GOAL:
For the copy, please give all of the data again exactly and leave the pictures out.

DATASET EXTRACT:
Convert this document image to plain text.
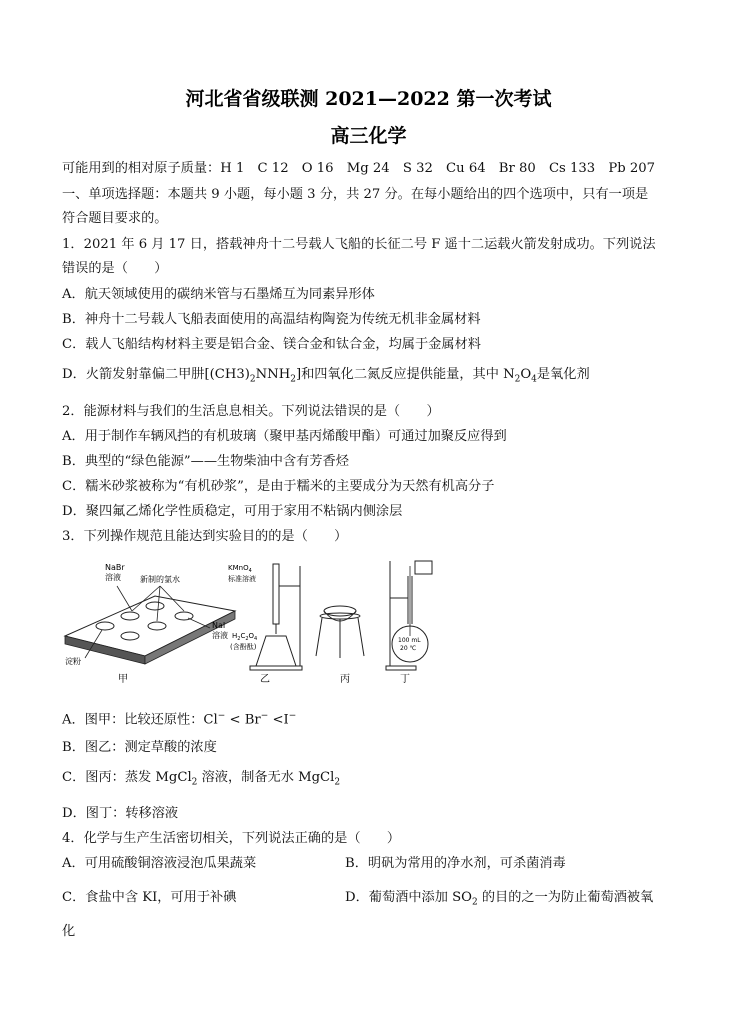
河北省省级联测 2021—2022 第一次考试
高三化学
可能用到的相对原子质量：H 1　C 12　O 16　Mg 24　S 32　Cu 64　Br 80　Cs 133　Pb 207
一、单项选择题：本题共 9 小题，每小题 3 分，共 27 分。在每小题给出的四个选项中，只有一项是
符合题目要求的。
1．2021 年 6 月 17 日，搭载神舟十二号载人飞船的长征二号 F 遥十二运载火箭发射成功。下列说法
错误的是（　　）
A．航天领域使用的碳纳米管与石墨烯互为同素异形体
B．神舟十二号载人飞船表面使用的高温结构陶瓷为传统无机非金属材料
C．载人飞船结构材料主要是铝合金、镁合金和钛合金，均属于金属材料
D．火箭发射靠偏二甲肼$[(CH3)_2NNH_2]$和四氧化二氮反应提供能量，其中 $N_2O_4$是氧化剂
2．能源材料与我们的生活息息相关。下列说法错误的是（　　）
A．用于制作车辆风挡的有机玻璃（聚甲基丙烯酸甲酯）可通过加聚反应得到
B．典型的“绿色能源”——生物柴油中含有芳香烃
C．糯米砂浆被称为“有机砂浆”，是由于糯米的主要成分为天然有机高分子
D．聚四氟乙烯化学性质稳定，可用于家用不粘锅内侧涂层
3．下列操作规范且能达到实验目的的是（　　）
NaBr
溶液 新制的氯水
NaI
溶液
淀粉
KMnO$_4$
标准溶液
$H_2C_2O_4$
(含酚酞)
100 mL
20 ℃
甲	乙	丙	丁
A．图甲：比较还原性：Cl− < Br− <I−
B．图乙：测定草酸的浓度
C．图丙：蒸发 MgCl$_2$ 溶液，制备无水 MgCl$_2$
D．图丁：转移溶液
4．化学与生产生活密切相关，下列说法正确的是（　　）
A．可用硫酸铜溶液浸泡瓜果蔬菜	B．明矾为常用的净水剂，可杀菌消毒
C．食盐中含 KI，可用于补碘	D．葡萄酒中添加 $SO_2$ 的目的之一为防止葡萄酒被氧
化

WRITTEN SOLUTION:
Convert this document image to plain text.
河北省省级联测 2021—2022 第一次考试
高三化学
可能用到的相对原子质量：H 1　C 12　O 16　Mg 24　S 32　Cu 64　Br 80　Cs 133　Pb 207
一、单项选择题：本题共 9 小题，每小题 3 分，共 27 分。在每小题给出的四个选项中，只有一项是
符合题目要求的。
1．2021 年 6 月 17 日，搭载神舟十二号载人飞船的长征二号 F 遥十二运载火箭发射成功。下列说法
错误的是（　　）
A．航天领域使用的碳纳米管与石墨烯互为同素异形体
B．神舟十二号载人飞船表面使用的高温结构陶瓷为传统无机非金属材料
C．载人飞船结构材料主要是铝合金、镁合金和钛合金，均属于金属材料
D．火箭发射靠偏二甲肼$[(CH3)_2NNH_2]$和四氧化二氮反应提供能量，其中 $N_2O_4$是氧化剂
2．能源材料与我们的生活息息相关。下列说法错误的是（　　）
A．用于制作车辆风挡的有机玻璃（聚甲基丙烯酸甲酯）可通过加聚反应得到
B．典型的“绿色能源”——生物柴油中含有芳香烃
C．糯米砂浆被称为“有机砂浆”，是由于糯米的主要成分为天然有机高分子
D．聚四氟乙烯化学性质稳定，可用于家用不粘锅内侧涂层
3．下列操作规范且能达到实验目的的是（　　）
NaBr
溶液 新制的氯水
NaI
溶液
淀粉
KMnO$_4$
标准溶液
$H_2C_2O_4$
(含酚酞)
100 mL
20 ℃
甲	乙	丙	丁
A．图甲：比较还原性：Cl− < Br− <I−
B．图乙：测定草酸的浓度
C．图丙：蒸发 MgCl$_2$ 溶液，制备无水 MgCl$_2$
D．图丁：转移溶液
4．化学与生产生活密切相关，下列说法正确的是（　　）
A．可用硫酸铜溶液浸泡瓜果蔬菜	B．明矾为常用的净水剂，可杀菌消毒
C．食盐中含 KI，可用于补碘	D．葡萄酒中添加 $SO_2$ 的目的之一为防止葡萄酒被氧
化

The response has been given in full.